→ **TASK GOAL**
From the entries below, copy out every line with "Global" in it.

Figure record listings
-=-=-=-=-

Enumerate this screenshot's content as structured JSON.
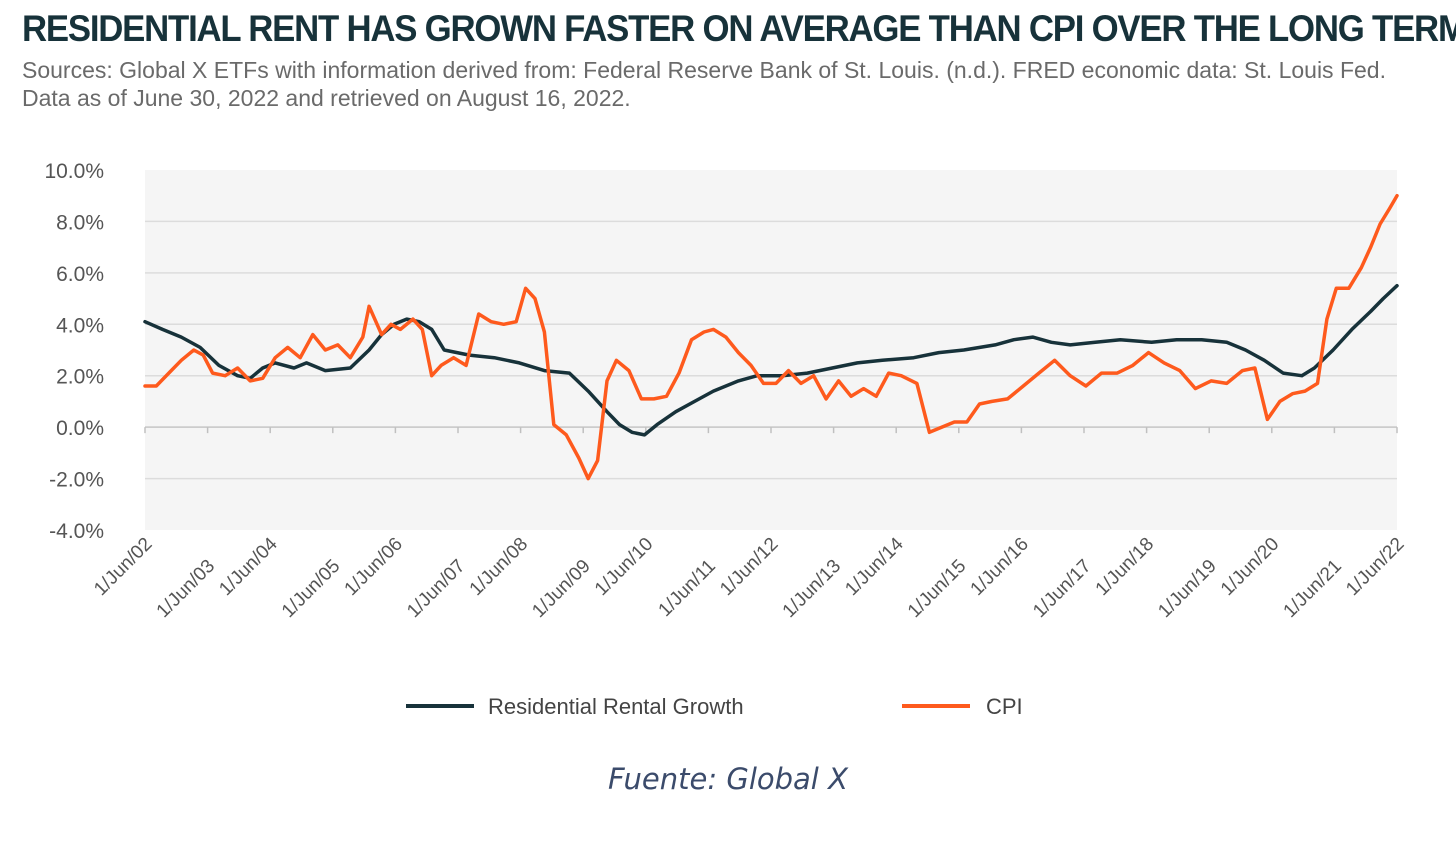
{
  "title": "RESIDENTIAL RENT HAS GROWN FASTER ON AVERAGE THAN CPI OVER THE LONG TERM",
  "subtitle": "Sources: Global X ETFs with information derived from: Federal Reserve Bank of St. Louis. (n.d.). FRED economic data: St. Louis Fed. Data as of June 30, 2022 and retrieved on August 16, 2022.",
  "source_note": "Fuente: Global X",
  "colors": {
    "rent": "#17323a",
    "cpi": "#fe5a1d",
    "plot_bg": "#f5f5f5",
    "grid": "#dcdcdc"
  },
  "chart_data": {
    "type": "line",
    "x_ticks": [
      "1/Jun/02",
      "1/Jun/03",
      "1/Jun/04",
      "1/Jun/05",
      "1/Jun/06",
      "1/Jun/07",
      "1/Jun/08",
      "1/Jun/09",
      "1/Jun/10",
      "1/Jun/11",
      "1/Jun/12",
      "1/Jun/13",
      "1/Jun/14",
      "1/Jun/15",
      "1/Jun/16",
      "1/Jun/17",
      "1/Jun/18",
      "1/Jun/19",
      "1/Jun/20",
      "1/Jun/21",
      "1/Jun/22"
    ],
    "y_ticks": [
      "10.0%",
      "8.0%",
      "6.0%",
      "4.0%",
      "2.0%",
      "0.0%",
      "-2.0%",
      "-4.0%"
    ],
    "ylim": [
      -4,
      10
    ],
    "grid": "horizontal",
    "legend": "bottom",
    "x_unit": "year",
    "series": [
      {
        "name": "Residential Rental Growth",
        "color": "#17323a",
        "points": [
          [
            2002.42,
            4.1
          ],
          [
            2002.7,
            3.8
          ],
          [
            2003.0,
            3.5
          ],
          [
            2003.3,
            3.1
          ],
          [
            2003.6,
            2.4
          ],
          [
            2003.9,
            2.0
          ],
          [
            2004.1,
            1.9
          ],
          [
            2004.3,
            2.3
          ],
          [
            2004.5,
            2.5
          ],
          [
            2004.8,
            2.3
          ],
          [
            2005.0,
            2.5
          ],
          [
            2005.3,
            2.2
          ],
          [
            2005.7,
            2.3
          ],
          [
            2006.0,
            3.0
          ],
          [
            2006.2,
            3.6
          ],
          [
            2006.4,
            4.0
          ],
          [
            2006.6,
            4.2
          ],
          [
            2006.8,
            4.1
          ],
          [
            2007.0,
            3.8
          ],
          [
            2007.2,
            3.0
          ],
          [
            2007.6,
            2.8
          ],
          [
            2008.0,
            2.7
          ],
          [
            2008.4,
            2.5
          ],
          [
            2008.8,
            2.2
          ],
          [
            2009.2,
            2.1
          ],
          [
            2009.5,
            1.4
          ],
          [
            2009.8,
            0.6
          ],
          [
            2010.0,
            0.1
          ],
          [
            2010.2,
            -0.2
          ],
          [
            2010.4,
            -0.3
          ],
          [
            2010.6,
            0.1
          ],
          [
            2010.9,
            0.6
          ],
          [
            2011.2,
            1.0
          ],
          [
            2011.5,
            1.4
          ],
          [
            2011.9,
            1.8
          ],
          [
            2012.2,
            2.0
          ],
          [
            2012.6,
            2.0
          ],
          [
            2013.0,
            2.1
          ],
          [
            2013.4,
            2.3
          ],
          [
            2013.8,
            2.5
          ],
          [
            2014.2,
            2.6
          ],
          [
            2014.7,
            2.7
          ],
          [
            2015.1,
            2.9
          ],
          [
            2015.5,
            3.0
          ],
          [
            2016.0,
            3.2
          ],
          [
            2016.3,
            3.4
          ],
          [
            2016.6,
            3.5
          ],
          [
            2016.9,
            3.3
          ],
          [
            2017.2,
            3.2
          ],
          [
            2017.6,
            3.3
          ],
          [
            2018.0,
            3.4
          ],
          [
            2018.5,
            3.3
          ],
          [
            2018.9,
            3.4
          ],
          [
            2019.3,
            3.4
          ],
          [
            2019.7,
            3.3
          ],
          [
            2020.0,
            3.0
          ],
          [
            2020.3,
            2.6
          ],
          [
            2020.6,
            2.1
          ],
          [
            2020.9,
            2.0
          ],
          [
            2021.1,
            2.3
          ],
          [
            2021.4,
            3.0
          ],
          [
            2021.7,
            3.8
          ],
          [
            2022.0,
            4.5
          ],
          [
            2022.2,
            5.0
          ],
          [
            2022.42,
            5.5
          ]
        ]
      },
      {
        "name": "CPI",
        "color": "#fe5a1d",
        "points": [
          [
            2002.42,
            1.6
          ],
          [
            2002.6,
            1.6
          ],
          [
            2002.8,
            2.1
          ],
          [
            2003.0,
            2.6
          ],
          [
            2003.2,
            3.0
          ],
          [
            2003.35,
            2.8
          ],
          [
            2003.5,
            2.1
          ],
          [
            2003.7,
            2.0
          ],
          [
            2003.9,
            2.3
          ],
          [
            2004.1,
            1.8
          ],
          [
            2004.3,
            1.9
          ],
          [
            2004.5,
            2.7
          ],
          [
            2004.7,
            3.1
          ],
          [
            2004.9,
            2.7
          ],
          [
            2005.1,
            3.6
          ],
          [
            2005.3,
            3.0
          ],
          [
            2005.5,
            3.2
          ],
          [
            2005.7,
            2.7
          ],
          [
            2005.9,
            3.5
          ],
          [
            2006.0,
            4.7
          ],
          [
            2006.2,
            3.6
          ],
          [
            2006.35,
            4.0
          ],
          [
            2006.5,
            3.8
          ],
          [
            2006.7,
            4.2
          ],
          [
            2006.85,
            3.8
          ],
          [
            2007.0,
            2.0
          ],
          [
            2007.15,
            2.4
          ],
          [
            2007.35,
            2.7
          ],
          [
            2007.55,
            2.4
          ],
          [
            2007.75,
            4.4
          ],
          [
            2007.95,
            4.1
          ],
          [
            2008.15,
            4.0
          ],
          [
            2008.35,
            4.1
          ],
          [
            2008.5,
            5.4
          ],
          [
            2008.65,
            5.0
          ],
          [
            2008.8,
            3.7
          ],
          [
            2008.95,
            0.1
          ],
          [
            2009.15,
            -0.3
          ],
          [
            2009.35,
            -1.2
          ],
          [
            2009.5,
            -2.0
          ],
          [
            2009.65,
            -1.3
          ],
          [
            2009.8,
            1.8
          ],
          [
            2009.95,
            2.6
          ],
          [
            2010.15,
            2.2
          ],
          [
            2010.35,
            1.1
          ],
          [
            2010.55,
            1.1
          ],
          [
            2010.75,
            1.2
          ],
          [
            2010.95,
            2.1
          ],
          [
            2011.15,
            3.4
          ],
          [
            2011.35,
            3.7
          ],
          [
            2011.5,
            3.8
          ],
          [
            2011.7,
            3.5
          ],
          [
            2011.9,
            2.9
          ],
          [
            2012.1,
            2.4
          ],
          [
            2012.3,
            1.7
          ],
          [
            2012.5,
            1.7
          ],
          [
            2012.7,
            2.2
          ],
          [
            2012.9,
            1.7
          ],
          [
            2013.1,
            2.0
          ],
          [
            2013.3,
            1.1
          ],
          [
            2013.5,
            1.8
          ],
          [
            2013.7,
            1.2
          ],
          [
            2013.9,
            1.5
          ],
          [
            2014.1,
            1.2
          ],
          [
            2014.3,
            2.1
          ],
          [
            2014.5,
            2.0
          ],
          [
            2014.75,
            1.7
          ],
          [
            2014.95,
            -0.2
          ],
          [
            2015.15,
            0.0
          ],
          [
            2015.35,
            0.2
          ],
          [
            2015.55,
            0.2
          ],
          [
            2015.75,
            0.9
          ],
          [
            2015.95,
            1.0
          ],
          [
            2016.2,
            1.1
          ],
          [
            2016.45,
            1.6
          ],
          [
            2016.7,
            2.1
          ],
          [
            2016.95,
            2.6
          ],
          [
            2017.2,
            2.0
          ],
          [
            2017.45,
            1.6
          ],
          [
            2017.7,
            2.1
          ],
          [
            2017.95,
            2.1
          ],
          [
            2018.2,
            2.4
          ],
          [
            2018.45,
            2.9
          ],
          [
            2018.7,
            2.5
          ],
          [
            2018.95,
            2.2
          ],
          [
            2019.2,
            1.5
          ],
          [
            2019.45,
            1.8
          ],
          [
            2019.7,
            1.7
          ],
          [
            2019.95,
            2.2
          ],
          [
            2020.15,
            2.3
          ],
          [
            2020.35,
            0.3
          ],
          [
            2020.55,
            1.0
          ],
          [
            2020.75,
            1.3
          ],
          [
            2020.95,
            1.4
          ],
          [
            2021.15,
            1.7
          ],
          [
            2021.3,
            4.2
          ],
          [
            2021.45,
            5.4
          ],
          [
            2021.65,
            5.4
          ],
          [
            2021.85,
            6.2
          ],
          [
            2022.0,
            7.0
          ],
          [
            2022.15,
            7.9
          ],
          [
            2022.3,
            8.5
          ],
          [
            2022.42,
            9.0
          ]
        ]
      }
    ]
  }
}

-=-=-=-=-

→ **RESPONSE**
  "subtitle": "Sources: Global X ETFs with information derived from: Federal Reserve Bank of St. Louis. (n.d.). FRED economic data: St. Louis Fed. Data as of June 30, 2022 and retrieved on August 16, 2022.",
  "source_note": "Fuente: Global X",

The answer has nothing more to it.